## Textauszug

Bei Renovierungsarbeiten eines alten Haues stoßen die Besitzer im Keller auf die Überreste einer verwesten Leiche. Zunächst sieht es nicht nach einem neuen Fall für Kommissar Oliver Bergmann, da das Opfer bereits seit mehreren hundert Jahren verstorben ist. Bei den Untersuchungen stößt der Kommissar aber auf eine frisch verfugte Wand, hinter der sich eine Leiche befindet, die erst vor kurzem verstorben ist. Die Recherchen ergeben die grausamen Umstände des Todes, anscheinend wurde die getötete Frau bei lebendigem Leibe eingemauert, ein Detail, was den scheinbaren Mord mit Taten aus der lange zurückliegenden Vergangenheit von Zons verbindet...

"Knochenschrei" ist bereits der siebte Band aus der Zons-Reihe der erfolgreichen Thriller-Autorin Catherine Shepherd. Ich bin erst mit diesem Band in die Serie gestartet und hatte keinerlei Verständnis-Probleme. Schnell sind die Hauptprotagonisten der Gegenwart und der Vergangenheit vertraut und man kann in zwei parallelen Fällen fleißig mitfiebern. Die Autorin konnte mich mit ihrer sehr lebendigen und hervorragend zu lesenden Schreibweise an das Buch fesseln. Den besonderen Charme verleiht Catherine Shepherd ihrer Reihe um den Kommissar Oliver Bergmann und dem Wachmann Bastian Mühleberg mit den Zeitsprüngen zwischen der Gegenwart und der mittelalterlichen Vergangenheit. Sie verbindet hier gekonnt die Geschehnisse miteinander und baut eine enorme Spannung in den Handlungssträngen auf. Der Spannungsbogen kann über die gesamte Länge des Buches aufrecht gehalten werden und löst sich erst in den jeweiligen Finals nachvollziehbar wieder auf. Der historische Hintergrund des Thrillers wirkt auf mich sehr gut recherchiert und wird im Nachwort nochmals aufgegriffen.

"Knochenschrei" ist ein aus meiner Sicht rundum gelungener Thriller, der mich voll und ganz in den Bann ziehen konnte und mir einige spannende Stunden bescherte. Ich halte das Buch für Liebhaber der Spannungsliteratur sehr lesenswert und empfehle es daher gerne weiter. Meine Bewertung fällt daher mit den vollen fünf von fünf Sternen absolut positiv aus!!!

## Aufgaben
A. Beantworten Sie anhand der Rezension die folgenden Fragen.
(i) Wo stoßen die Besitzer auf die Überreste der verwesten Leiche?
(ii) Der wievielte Band der Zons-Reihe ist "Knochenschrei"?
(iii) Wie viele Sterne vergibt die Rezension?
B. Prüfen Sie, ob die folgenden Aussagen mit der Rezension übereinstimmen, und belegen Sie jede Antwort mit einem wörtlichen Zitat.
(i) Der Einstieg in die Serie mit diesem Band war ohne Verständnisprobleme möglich.
(ii) Hinter der frisch verfugten Wand liegt eine Leiche, die schon seit mehreren hundert Jahren tot ist.
(iii) Der historische Hintergrund wird im Nachwort erneut aufgegriffen.
Stützen Sie sich ausschließlich auf die Rezension.

## Datenteil
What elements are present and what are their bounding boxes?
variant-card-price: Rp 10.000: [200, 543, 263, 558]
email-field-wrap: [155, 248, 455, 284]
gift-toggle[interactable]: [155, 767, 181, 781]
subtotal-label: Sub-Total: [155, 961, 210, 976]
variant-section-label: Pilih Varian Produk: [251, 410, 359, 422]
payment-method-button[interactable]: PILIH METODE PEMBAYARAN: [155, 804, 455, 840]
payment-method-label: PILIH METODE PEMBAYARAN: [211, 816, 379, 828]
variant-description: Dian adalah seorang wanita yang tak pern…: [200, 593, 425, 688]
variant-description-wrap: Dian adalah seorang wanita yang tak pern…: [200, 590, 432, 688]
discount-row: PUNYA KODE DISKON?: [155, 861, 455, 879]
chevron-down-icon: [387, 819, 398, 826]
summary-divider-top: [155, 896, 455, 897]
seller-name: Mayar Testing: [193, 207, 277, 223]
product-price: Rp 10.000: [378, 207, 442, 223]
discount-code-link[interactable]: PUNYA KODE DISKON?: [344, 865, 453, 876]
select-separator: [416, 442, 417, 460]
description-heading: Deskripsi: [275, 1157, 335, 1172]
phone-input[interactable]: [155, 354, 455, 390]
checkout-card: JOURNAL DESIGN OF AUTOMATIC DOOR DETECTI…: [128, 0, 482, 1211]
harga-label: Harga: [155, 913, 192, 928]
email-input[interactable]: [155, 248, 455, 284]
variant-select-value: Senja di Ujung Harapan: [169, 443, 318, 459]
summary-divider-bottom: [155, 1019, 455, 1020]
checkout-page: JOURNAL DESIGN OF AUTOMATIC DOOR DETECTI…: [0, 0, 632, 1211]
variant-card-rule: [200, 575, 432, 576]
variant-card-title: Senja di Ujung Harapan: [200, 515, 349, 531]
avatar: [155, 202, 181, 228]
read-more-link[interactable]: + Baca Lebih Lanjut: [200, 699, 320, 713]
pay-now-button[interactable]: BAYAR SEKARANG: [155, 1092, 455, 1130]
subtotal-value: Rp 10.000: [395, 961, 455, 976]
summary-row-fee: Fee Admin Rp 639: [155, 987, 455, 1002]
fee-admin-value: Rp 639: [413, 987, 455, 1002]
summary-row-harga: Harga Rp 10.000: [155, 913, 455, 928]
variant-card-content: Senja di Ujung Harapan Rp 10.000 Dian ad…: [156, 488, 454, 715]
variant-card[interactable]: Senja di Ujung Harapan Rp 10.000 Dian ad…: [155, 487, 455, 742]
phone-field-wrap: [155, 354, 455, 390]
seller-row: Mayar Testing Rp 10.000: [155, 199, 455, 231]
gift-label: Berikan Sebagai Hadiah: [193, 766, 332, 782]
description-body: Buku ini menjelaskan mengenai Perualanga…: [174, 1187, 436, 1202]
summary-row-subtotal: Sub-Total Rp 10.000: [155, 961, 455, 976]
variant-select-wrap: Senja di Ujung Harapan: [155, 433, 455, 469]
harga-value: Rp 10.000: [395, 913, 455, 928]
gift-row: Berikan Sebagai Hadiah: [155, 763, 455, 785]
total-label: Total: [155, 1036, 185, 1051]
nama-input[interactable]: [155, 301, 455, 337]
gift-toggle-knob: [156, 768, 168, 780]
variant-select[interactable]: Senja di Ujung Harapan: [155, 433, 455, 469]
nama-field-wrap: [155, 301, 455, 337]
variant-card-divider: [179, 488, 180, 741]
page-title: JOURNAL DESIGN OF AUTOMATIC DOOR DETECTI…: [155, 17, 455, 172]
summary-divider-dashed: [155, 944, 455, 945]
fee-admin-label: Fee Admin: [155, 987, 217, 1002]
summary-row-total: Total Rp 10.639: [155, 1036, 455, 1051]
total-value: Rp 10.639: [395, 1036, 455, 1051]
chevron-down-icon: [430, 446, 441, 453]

## Lösungen
A.
(i) Im Keller eines alten Hauses, bei Renovierungsarbeiten.
(ii) Der siebte Band.
(iii) Fünf von fünf Sternen.

B.
(i) Ja: "Ich bin erst mit diesem Band in die Serie gestartet und hatte keinerlei Verständnis-Probleme."
(ii) Nein: "hinter der sich eine Leiche befindet, die erst vor kurzem verstorben ist"
(iii) Ja: "wird im Nachwort nochmals aufgegriffen"